▶ Dataset records:

>> START

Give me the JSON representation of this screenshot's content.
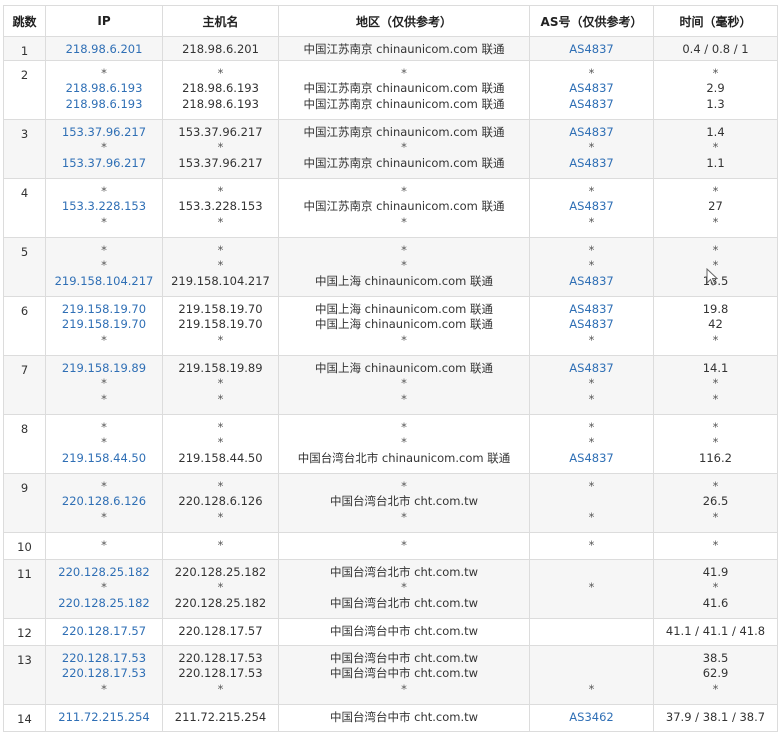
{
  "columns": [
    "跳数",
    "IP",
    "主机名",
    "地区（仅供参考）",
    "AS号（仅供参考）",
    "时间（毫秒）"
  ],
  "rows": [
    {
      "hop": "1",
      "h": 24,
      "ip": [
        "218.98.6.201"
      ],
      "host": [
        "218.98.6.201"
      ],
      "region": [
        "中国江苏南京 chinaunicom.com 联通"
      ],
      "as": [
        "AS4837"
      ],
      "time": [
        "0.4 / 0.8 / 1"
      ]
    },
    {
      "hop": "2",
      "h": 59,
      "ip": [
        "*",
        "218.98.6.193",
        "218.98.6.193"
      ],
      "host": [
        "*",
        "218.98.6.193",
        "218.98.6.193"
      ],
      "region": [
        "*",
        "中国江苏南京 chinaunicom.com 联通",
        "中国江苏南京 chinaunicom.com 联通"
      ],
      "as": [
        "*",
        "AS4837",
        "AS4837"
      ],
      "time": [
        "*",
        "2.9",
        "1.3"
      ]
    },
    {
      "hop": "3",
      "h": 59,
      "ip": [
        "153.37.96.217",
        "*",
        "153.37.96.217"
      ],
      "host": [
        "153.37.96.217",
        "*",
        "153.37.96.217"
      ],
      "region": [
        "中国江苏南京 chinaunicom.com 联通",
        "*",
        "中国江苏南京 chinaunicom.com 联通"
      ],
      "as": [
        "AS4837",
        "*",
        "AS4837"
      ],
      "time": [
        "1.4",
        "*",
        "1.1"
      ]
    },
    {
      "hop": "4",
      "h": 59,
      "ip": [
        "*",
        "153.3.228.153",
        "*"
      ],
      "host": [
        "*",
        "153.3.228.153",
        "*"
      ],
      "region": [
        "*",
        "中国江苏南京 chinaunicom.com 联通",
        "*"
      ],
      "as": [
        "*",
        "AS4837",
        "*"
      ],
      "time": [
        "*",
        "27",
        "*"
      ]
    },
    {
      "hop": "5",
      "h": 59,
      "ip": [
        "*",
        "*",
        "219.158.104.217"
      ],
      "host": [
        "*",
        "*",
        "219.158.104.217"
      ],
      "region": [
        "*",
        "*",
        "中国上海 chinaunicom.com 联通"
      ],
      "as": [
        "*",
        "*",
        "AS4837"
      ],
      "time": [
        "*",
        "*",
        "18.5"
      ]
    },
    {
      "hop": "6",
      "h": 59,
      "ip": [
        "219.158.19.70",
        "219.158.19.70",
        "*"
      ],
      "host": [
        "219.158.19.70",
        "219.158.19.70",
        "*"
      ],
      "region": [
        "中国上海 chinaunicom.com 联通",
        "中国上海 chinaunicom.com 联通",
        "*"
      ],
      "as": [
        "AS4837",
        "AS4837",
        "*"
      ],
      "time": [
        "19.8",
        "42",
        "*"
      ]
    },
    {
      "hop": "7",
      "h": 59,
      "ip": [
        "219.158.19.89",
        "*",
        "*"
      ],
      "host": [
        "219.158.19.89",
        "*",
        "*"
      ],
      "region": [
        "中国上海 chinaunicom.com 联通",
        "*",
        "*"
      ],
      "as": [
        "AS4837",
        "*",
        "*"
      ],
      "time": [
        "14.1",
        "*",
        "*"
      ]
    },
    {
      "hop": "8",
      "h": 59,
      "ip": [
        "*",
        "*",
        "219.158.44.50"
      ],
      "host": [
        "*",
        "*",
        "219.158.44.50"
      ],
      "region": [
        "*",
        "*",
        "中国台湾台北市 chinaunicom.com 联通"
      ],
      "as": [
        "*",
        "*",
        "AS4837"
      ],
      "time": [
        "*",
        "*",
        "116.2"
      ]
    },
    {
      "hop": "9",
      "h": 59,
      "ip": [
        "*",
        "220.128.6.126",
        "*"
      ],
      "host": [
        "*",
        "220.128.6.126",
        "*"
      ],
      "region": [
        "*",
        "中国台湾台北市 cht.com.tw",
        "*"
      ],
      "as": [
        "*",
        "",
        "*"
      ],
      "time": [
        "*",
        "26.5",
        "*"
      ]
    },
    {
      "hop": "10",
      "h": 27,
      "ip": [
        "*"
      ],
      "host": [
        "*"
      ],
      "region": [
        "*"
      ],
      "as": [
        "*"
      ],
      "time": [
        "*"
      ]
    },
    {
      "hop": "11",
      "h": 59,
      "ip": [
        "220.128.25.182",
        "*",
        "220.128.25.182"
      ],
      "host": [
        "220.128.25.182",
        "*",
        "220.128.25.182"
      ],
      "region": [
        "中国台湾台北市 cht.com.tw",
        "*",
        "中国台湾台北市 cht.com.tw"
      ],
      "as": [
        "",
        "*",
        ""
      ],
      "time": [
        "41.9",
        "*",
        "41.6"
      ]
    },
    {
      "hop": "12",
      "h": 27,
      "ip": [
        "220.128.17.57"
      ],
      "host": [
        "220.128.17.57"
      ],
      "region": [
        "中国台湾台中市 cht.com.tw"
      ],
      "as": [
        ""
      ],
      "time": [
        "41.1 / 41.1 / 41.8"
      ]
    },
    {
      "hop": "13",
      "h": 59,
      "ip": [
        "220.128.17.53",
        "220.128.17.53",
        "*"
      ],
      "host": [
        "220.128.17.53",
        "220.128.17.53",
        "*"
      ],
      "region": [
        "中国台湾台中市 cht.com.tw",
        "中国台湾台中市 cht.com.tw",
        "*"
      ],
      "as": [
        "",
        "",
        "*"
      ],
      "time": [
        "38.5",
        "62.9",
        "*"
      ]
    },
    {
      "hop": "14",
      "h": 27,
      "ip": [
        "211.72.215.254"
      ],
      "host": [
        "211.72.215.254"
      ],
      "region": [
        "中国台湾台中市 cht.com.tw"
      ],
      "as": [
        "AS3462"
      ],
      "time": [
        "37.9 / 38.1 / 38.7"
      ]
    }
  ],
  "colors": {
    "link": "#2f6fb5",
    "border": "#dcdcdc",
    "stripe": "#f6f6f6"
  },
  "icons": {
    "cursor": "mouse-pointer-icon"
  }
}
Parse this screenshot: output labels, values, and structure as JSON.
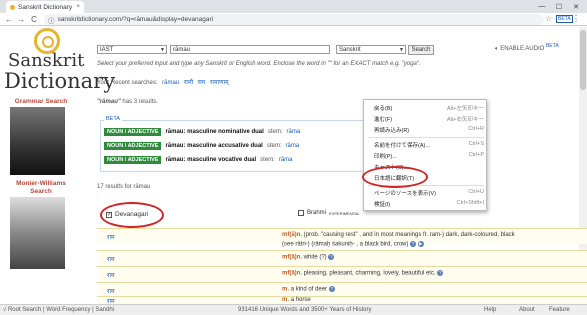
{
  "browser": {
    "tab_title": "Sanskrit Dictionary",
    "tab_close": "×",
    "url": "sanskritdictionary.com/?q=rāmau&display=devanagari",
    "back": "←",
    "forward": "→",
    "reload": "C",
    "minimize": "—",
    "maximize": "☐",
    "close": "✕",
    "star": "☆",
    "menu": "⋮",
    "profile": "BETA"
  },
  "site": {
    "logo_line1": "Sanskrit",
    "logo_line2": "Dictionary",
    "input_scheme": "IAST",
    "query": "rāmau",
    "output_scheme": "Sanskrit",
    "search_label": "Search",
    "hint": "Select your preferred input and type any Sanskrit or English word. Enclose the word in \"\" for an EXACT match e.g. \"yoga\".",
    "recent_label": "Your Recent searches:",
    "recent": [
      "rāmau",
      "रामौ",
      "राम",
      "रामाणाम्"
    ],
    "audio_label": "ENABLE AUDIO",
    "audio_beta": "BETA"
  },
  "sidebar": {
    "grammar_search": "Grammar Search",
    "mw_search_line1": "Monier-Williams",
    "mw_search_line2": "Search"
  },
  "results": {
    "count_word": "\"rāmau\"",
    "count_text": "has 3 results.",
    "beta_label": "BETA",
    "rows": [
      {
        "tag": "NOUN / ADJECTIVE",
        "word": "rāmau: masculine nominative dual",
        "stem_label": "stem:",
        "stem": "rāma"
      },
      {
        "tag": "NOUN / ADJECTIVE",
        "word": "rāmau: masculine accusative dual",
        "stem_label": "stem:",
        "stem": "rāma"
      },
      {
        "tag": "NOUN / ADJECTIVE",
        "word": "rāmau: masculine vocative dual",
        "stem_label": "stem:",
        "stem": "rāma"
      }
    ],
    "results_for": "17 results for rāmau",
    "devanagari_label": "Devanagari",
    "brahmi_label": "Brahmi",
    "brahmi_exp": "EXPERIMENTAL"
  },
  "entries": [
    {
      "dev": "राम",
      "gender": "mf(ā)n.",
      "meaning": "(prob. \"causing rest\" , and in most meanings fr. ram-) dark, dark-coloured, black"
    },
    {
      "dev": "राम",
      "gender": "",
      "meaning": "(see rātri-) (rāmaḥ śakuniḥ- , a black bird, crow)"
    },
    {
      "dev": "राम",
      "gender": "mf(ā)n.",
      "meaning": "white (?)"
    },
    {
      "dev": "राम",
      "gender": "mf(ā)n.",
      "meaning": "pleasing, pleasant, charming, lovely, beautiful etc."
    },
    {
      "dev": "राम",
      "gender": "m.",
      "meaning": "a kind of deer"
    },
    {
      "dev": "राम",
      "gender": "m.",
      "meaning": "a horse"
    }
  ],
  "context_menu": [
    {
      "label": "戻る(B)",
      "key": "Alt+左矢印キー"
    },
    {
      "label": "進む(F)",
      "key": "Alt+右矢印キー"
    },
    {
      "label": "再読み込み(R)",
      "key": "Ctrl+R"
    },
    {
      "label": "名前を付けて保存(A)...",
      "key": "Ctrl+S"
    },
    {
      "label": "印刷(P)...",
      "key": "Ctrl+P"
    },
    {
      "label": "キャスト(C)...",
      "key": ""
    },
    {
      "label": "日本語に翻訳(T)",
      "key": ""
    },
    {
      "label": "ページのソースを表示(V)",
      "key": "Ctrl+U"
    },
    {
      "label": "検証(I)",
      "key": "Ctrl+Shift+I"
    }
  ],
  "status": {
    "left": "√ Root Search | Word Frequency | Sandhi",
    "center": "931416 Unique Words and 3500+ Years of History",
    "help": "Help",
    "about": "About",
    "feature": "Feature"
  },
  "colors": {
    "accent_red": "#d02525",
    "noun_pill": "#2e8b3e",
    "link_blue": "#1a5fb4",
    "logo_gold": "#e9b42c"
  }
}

>> END

▶ What this task involves: Wherever the string "black" appears in the entries above, list that line.

▶ Completed task:
      "meaning": "(prob. \"causing rest\" , and in most meanings fr. ram-) dark, dark-coloured, black"
      "meaning": "(see rātri-) (rāmaḥ śakuniḥ- , a black bird, crow)"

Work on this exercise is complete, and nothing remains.